## Bron
# # # # #

Gepubliceerd: 15 februari 2016
Indiener(s): Ard van der Steur (minister justitie en veiligheid) (VVD)
Onderwerpen: burgerlijk recht recht strafrecht
Bron: https://zoek.officielebekendmakingen.nl/kst-34257-7.html
ID: 34257-7
Origineel: 34257-2

Nr. 7 NOTA VAN WIJZIGING

Ontvangen 16 februari 2016

Het voorstel van wet wordt als volgt gewijzigd:

Na Artikel IV worden drie artikelen ingevoegd, luidende:

ARTIKEL IVA

Artikel IV is van toepassing indien het geweldsmisdrijf, bedoeld in artikel 3, eerste lid, onderdelen a en b, van de Wet schadefonds geweldsmisdrijven, is gepleegd na inwerkingtreding van deze wet.

ARTIKEL IVB

Indien het bij koninklijke boodschap van 21 november 2014 ingediende voorstel van wet tot wijziging van het Wetboek van Strafrecht, het Wetboek van Strafvordering en enige andere wetten in verband met een herziening van de wettelijke regeling van de tenuitvoerlegging van strafrechtelijke beslissingen (Wet herziening tenuitvoerlegging strafrechtelijke beslissingen) (Kamerstukken 34 086) tot wet is of wordt verheven en artikel II van die wet eerder in werking treedt dan, onderscheidenlijk op dezelfde datum in werking treedt als deze wet, komen de artikelen II en III van deze wet als volgt te luiden:

ARTIKEL II

Het Wetboek van Strafvordering wordt als volgt gewijzigd:

A

Artikel 51f, tweede lid, van het Wetboek van Strafvordering komt te luiden:

2. Indien de in het eerste lid genoemde persoon ten gevolge van het strafbare feit is overleden, kunnen zich voegen diens erfgenamen ter zake van hun onder algemene titel verkregen vordering en de personen, bedoeld in artikel 108, eerste tot en met vierde lid, van Boek 6 van het Burgerlijk Wetboek ter zake van de daar bedoelde vorderingen. Indien de in het eerste lid genoemde persoon ten gevolge van het strafbare feit letsel heeft, kunnen zich voegen de personen, bedoeld in artikel 107, eerste lid, onder a en b, van Boek 6 van het Burgerlijk Wetboek ter zake van de daar bedoelde vorderingen.

# # # # #

## Aangeleverde gegevens
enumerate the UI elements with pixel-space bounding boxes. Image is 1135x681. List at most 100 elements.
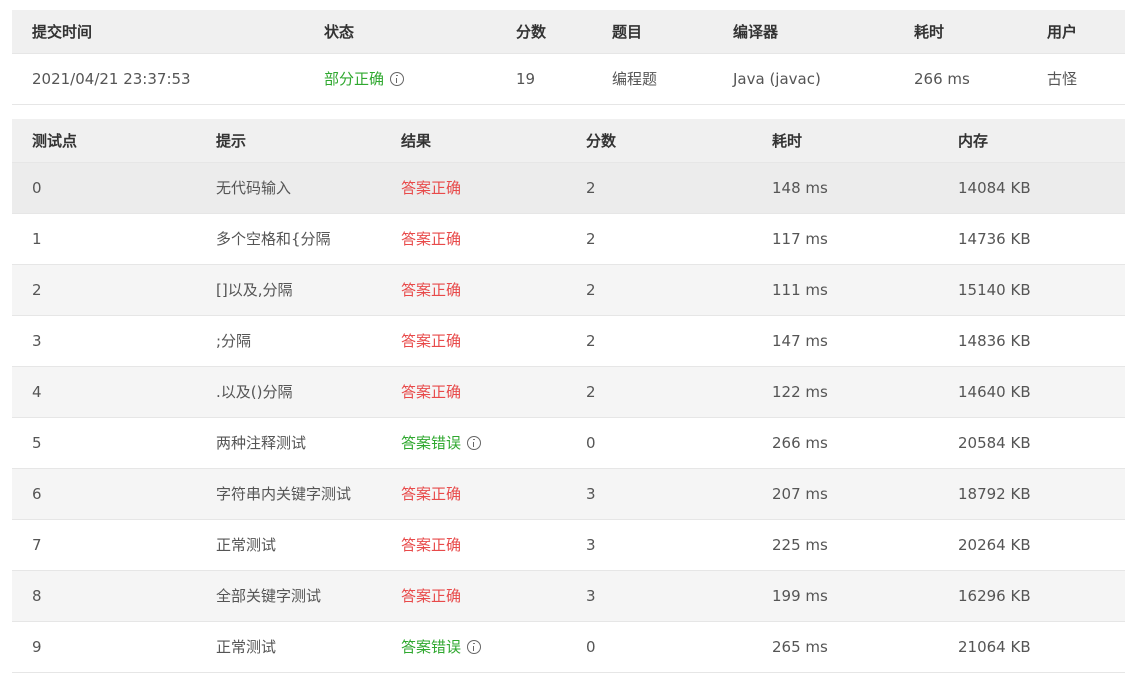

# # # # #

## Gegeven opdracht A
Op welke datum is de nota van wijziging ontvangen?
## Gegeven opdracht B
Haal uit de nota van wijziging letterlijk het stuk dat begint bij de woorden "Nr. 7 NOTA VAN" en stop na "van deze wet.".

## Uitvoer opdracht A
16 februari 2016

## Uitvoer opdracht B
Nr. 7 NOTA VAN WIJZIGING

Ontvangen 16 februari 2016

Het voorstel van wet wordt als volgt gewijzigd:

Na Artikel IV worden drie artikelen ingevoegd, luidende:

ARTIKEL IVA

Artikel IV is van toepassing indien het geweldsmisdrijf, bedoeld in artikel 3, eerste lid, onderdelen a en b, van de Wet schadefonds geweldsmisdrijven, is gepleegd na inwerkingtreding van deze wet.